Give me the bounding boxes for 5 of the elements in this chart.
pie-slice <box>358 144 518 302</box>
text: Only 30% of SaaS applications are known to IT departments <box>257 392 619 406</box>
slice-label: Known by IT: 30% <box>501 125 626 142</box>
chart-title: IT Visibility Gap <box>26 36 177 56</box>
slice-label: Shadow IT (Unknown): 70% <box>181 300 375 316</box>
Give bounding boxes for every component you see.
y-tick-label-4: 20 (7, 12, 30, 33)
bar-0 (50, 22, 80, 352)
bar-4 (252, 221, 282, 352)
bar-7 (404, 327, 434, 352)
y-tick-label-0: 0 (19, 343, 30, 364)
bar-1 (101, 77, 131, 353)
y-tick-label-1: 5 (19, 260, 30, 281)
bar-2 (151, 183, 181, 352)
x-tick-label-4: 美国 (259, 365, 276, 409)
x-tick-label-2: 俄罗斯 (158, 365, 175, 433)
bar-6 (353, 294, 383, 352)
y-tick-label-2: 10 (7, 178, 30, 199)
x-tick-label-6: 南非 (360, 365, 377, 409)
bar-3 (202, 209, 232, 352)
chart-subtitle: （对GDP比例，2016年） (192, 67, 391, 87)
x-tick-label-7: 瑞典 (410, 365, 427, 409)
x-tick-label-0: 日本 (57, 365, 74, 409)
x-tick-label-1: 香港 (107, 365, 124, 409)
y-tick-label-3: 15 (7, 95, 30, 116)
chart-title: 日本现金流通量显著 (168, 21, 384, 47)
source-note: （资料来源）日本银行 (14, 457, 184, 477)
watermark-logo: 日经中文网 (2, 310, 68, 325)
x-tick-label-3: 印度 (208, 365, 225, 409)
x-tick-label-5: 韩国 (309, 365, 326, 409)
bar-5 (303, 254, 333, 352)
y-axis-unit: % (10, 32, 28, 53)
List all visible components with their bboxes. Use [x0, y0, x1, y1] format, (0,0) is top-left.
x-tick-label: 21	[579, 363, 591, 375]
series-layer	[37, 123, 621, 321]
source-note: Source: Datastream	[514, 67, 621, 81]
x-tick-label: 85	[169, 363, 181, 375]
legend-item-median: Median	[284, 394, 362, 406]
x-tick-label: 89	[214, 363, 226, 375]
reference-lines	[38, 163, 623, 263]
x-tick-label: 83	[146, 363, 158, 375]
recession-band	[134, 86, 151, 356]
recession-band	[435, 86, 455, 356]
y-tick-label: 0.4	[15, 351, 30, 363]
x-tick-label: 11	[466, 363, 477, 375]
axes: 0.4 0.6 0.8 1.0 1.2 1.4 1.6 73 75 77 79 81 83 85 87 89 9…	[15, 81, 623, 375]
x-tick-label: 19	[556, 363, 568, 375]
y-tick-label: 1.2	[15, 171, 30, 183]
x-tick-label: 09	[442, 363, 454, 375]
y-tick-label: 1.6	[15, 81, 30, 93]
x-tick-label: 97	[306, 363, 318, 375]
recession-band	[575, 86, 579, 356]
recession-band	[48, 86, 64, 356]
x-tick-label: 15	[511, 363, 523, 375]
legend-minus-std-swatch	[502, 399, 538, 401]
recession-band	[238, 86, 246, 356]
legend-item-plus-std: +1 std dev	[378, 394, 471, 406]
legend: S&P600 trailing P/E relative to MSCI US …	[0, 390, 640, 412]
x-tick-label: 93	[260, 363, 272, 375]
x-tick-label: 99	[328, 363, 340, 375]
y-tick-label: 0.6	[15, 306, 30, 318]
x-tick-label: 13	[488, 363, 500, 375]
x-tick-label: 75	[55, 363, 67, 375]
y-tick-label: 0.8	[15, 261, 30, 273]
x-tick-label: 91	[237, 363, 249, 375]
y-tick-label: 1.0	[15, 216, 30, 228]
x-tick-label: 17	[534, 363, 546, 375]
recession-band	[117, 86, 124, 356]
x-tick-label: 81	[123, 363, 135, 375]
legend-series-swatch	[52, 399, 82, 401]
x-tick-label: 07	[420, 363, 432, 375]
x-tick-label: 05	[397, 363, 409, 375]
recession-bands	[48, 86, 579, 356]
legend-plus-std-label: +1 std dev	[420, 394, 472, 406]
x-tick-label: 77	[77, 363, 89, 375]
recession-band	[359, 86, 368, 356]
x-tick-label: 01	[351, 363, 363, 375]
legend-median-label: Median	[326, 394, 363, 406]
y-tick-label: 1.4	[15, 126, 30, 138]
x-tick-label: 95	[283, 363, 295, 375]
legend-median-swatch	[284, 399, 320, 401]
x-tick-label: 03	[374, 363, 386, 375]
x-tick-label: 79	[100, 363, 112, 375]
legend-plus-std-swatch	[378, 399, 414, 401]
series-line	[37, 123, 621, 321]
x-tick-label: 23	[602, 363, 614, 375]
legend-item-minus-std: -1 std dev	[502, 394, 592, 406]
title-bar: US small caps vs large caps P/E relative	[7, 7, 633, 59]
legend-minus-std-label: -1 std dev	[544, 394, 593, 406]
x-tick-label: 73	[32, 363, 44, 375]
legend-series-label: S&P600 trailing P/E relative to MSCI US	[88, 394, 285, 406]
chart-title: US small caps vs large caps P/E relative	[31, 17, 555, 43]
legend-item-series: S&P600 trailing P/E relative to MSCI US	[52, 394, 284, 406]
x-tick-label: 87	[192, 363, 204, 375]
══════════════════════════════
● **Enunciado**
¿Puedes repetir sin ningún cambio las líneas que van desde la primera de los datos hasta la que contiene "y-axis-unit: % (10, 32, 28, 53)", ambas incluidas?

● **Respuesta**
Give me the bounding boxes for 5 of the elements in this chart.
pie-slice <box>358 144 518 302</box>
text: Only 30% of SaaS applications are known to IT departments <box>257 392 619 406</box>
slice-label: Known by IT: 30% <box>501 125 626 142</box>
chart-title: IT Visibility Gap <box>26 36 177 56</box>
slice-label: Shadow IT (Unknown): 70% <box>181 300 375 316</box>
Give bounding boxes for every component you see.
y-tick-label-4: 20 (7, 12, 30, 33)
bar-0 (50, 22, 80, 352)
bar-4 (252, 221, 282, 352)
bar-7 (404, 327, 434, 352)
y-tick-label-0: 0 (19, 343, 30, 364)
bar-1 (101, 77, 131, 353)
y-tick-label-1: 5 (19, 260, 30, 281)
bar-2 (151, 183, 181, 352)
x-tick-label-4: 美国 (259, 365, 276, 409)
x-tick-label-2: 俄罗斯 (158, 365, 175, 433)
bar-6 (353, 294, 383, 352)
y-tick-label-2: 10 (7, 178, 30, 199)
x-tick-label-6: 南非 (360, 365, 377, 409)
bar-3 (202, 209, 232, 352)
chart-subtitle: （对GDP比例，2016年） (192, 67, 391, 87)
x-tick-label-7: 瑞典 (410, 365, 427, 409)
x-tick-label-0: 日本 (57, 365, 74, 409)
x-tick-label-1: 香港 (107, 365, 124, 409)
y-tick-label-3: 15 (7, 95, 30, 116)
chart-title: 日本现金流通量显著 (168, 21, 384, 47)
source-note: （资料来源）日本银行 (14, 457, 184, 477)
watermark-logo: 日经中文网 (2, 310, 68, 325)
x-tick-label-3: 印度 (208, 365, 225, 409)
x-tick-label-5: 韩国 (309, 365, 326, 409)
bar-5 (303, 254, 333, 352)
y-axis-unit: % (10, 32, 28, 53)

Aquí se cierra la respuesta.